» PROMPT:
Give only the number of lines in these records that contain the word "ylabel".

-------- SOURCE RECORDS

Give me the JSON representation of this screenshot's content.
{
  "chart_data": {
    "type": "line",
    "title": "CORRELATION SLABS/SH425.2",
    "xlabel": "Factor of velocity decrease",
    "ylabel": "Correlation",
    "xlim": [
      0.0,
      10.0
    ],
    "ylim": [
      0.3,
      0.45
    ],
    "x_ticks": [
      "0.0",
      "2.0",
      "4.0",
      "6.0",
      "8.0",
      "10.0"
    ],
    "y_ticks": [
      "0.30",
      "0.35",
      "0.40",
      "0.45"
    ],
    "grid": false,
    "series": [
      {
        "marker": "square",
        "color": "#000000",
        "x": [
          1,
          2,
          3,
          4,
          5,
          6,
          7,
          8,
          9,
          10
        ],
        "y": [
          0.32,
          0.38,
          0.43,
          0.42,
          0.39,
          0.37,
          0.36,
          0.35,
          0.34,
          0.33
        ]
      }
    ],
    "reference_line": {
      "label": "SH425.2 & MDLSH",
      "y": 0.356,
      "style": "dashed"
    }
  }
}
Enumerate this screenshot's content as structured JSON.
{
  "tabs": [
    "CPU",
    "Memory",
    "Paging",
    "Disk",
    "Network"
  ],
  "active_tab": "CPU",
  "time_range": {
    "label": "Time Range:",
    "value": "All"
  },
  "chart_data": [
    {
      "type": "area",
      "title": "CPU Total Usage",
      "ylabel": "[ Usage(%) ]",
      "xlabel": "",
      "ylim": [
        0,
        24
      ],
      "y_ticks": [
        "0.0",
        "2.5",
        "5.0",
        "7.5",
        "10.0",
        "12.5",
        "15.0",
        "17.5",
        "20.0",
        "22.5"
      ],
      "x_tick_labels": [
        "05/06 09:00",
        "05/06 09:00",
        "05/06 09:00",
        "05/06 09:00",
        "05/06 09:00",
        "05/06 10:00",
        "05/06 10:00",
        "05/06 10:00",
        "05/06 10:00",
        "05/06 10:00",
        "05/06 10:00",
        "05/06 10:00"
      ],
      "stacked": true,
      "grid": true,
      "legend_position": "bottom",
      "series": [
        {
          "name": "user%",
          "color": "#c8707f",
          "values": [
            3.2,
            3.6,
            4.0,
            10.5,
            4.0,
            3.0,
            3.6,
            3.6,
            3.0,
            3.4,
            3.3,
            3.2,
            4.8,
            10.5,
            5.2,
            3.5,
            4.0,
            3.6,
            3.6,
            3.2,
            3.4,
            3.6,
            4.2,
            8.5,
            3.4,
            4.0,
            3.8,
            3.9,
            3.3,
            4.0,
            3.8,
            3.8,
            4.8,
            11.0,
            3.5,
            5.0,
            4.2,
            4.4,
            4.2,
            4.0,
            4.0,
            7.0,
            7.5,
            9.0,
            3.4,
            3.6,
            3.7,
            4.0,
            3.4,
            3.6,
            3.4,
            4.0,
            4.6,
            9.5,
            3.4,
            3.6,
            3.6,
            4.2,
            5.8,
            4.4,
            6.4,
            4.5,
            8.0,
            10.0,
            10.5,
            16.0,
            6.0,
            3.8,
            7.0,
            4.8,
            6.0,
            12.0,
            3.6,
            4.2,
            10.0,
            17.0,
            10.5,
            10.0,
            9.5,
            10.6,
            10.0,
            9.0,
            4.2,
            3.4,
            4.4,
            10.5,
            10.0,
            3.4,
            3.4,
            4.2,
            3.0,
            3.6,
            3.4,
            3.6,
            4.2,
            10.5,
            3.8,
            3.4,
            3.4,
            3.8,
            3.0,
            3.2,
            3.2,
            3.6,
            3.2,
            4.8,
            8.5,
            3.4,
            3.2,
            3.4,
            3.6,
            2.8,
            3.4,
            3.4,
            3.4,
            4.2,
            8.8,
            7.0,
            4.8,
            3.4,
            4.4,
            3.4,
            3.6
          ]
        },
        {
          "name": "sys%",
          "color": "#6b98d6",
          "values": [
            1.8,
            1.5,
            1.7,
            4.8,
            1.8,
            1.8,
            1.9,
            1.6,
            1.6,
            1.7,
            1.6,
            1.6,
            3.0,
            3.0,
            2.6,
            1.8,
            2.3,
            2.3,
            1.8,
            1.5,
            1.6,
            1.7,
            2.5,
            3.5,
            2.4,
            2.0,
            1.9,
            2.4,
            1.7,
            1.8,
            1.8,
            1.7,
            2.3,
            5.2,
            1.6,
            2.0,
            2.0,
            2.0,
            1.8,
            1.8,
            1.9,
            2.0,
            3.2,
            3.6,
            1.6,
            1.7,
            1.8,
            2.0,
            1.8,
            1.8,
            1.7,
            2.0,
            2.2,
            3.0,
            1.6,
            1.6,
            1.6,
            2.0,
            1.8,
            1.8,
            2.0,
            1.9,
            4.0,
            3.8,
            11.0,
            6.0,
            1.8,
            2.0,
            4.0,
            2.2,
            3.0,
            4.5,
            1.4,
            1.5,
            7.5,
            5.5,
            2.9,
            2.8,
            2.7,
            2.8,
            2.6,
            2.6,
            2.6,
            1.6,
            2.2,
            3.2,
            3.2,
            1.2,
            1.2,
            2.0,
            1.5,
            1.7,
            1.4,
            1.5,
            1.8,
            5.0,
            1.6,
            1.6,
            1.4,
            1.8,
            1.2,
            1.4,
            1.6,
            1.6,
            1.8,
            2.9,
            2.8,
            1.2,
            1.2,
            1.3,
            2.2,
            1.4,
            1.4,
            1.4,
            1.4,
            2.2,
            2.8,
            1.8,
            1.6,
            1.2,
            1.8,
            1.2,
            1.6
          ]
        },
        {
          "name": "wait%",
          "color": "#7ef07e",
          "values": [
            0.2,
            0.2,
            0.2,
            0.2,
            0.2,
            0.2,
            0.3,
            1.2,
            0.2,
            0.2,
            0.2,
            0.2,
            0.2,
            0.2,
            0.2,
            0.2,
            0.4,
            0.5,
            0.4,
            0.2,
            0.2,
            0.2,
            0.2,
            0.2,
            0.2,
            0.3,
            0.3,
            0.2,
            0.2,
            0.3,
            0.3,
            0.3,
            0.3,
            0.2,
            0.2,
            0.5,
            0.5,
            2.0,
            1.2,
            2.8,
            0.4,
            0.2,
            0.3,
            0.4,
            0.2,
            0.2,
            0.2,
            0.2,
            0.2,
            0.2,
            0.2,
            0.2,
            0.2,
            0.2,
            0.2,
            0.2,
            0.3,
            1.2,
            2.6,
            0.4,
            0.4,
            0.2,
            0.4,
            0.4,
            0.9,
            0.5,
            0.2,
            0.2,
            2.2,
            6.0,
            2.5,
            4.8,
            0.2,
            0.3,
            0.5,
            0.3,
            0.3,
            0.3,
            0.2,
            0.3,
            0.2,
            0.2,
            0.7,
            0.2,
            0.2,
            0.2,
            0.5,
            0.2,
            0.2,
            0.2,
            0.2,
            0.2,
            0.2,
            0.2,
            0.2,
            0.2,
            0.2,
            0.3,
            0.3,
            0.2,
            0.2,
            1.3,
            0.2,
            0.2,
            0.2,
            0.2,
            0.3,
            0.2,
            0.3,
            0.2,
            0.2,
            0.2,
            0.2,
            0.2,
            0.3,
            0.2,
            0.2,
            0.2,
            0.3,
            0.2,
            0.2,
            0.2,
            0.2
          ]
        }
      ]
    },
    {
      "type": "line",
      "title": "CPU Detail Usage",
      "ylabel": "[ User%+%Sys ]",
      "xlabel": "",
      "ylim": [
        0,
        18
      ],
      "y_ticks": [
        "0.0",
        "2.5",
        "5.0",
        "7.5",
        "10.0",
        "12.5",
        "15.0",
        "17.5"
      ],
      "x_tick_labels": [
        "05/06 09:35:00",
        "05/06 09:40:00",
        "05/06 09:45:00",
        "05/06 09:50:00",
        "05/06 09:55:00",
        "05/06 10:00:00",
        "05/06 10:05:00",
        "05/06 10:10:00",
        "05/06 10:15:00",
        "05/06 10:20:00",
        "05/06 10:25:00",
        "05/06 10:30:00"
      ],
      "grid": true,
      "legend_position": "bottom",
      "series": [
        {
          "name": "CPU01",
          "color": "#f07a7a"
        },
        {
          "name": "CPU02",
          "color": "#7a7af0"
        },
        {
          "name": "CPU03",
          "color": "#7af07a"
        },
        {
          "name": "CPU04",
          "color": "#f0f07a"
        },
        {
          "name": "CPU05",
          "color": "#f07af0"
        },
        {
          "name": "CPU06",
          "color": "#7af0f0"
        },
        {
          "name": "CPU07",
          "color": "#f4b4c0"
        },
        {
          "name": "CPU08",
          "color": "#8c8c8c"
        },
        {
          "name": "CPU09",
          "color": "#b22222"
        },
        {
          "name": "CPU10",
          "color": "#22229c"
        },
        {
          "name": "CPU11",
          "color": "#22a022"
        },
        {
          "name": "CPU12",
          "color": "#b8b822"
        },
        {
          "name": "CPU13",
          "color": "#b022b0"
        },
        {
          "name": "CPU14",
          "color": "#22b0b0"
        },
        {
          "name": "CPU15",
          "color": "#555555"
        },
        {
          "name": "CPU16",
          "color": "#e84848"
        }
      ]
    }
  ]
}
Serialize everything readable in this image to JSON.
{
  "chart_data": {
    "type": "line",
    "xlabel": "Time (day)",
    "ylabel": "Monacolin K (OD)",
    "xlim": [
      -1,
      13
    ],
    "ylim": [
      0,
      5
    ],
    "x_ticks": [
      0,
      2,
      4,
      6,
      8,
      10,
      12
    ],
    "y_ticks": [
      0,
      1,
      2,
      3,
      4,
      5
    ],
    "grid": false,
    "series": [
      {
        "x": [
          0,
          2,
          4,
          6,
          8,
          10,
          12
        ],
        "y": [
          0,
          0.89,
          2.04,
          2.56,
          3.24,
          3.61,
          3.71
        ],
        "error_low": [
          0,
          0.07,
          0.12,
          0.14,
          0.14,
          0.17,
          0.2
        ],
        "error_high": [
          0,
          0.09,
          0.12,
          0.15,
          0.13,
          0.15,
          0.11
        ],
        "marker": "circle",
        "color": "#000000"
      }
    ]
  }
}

----------------

» RIGHT ANSWER:
4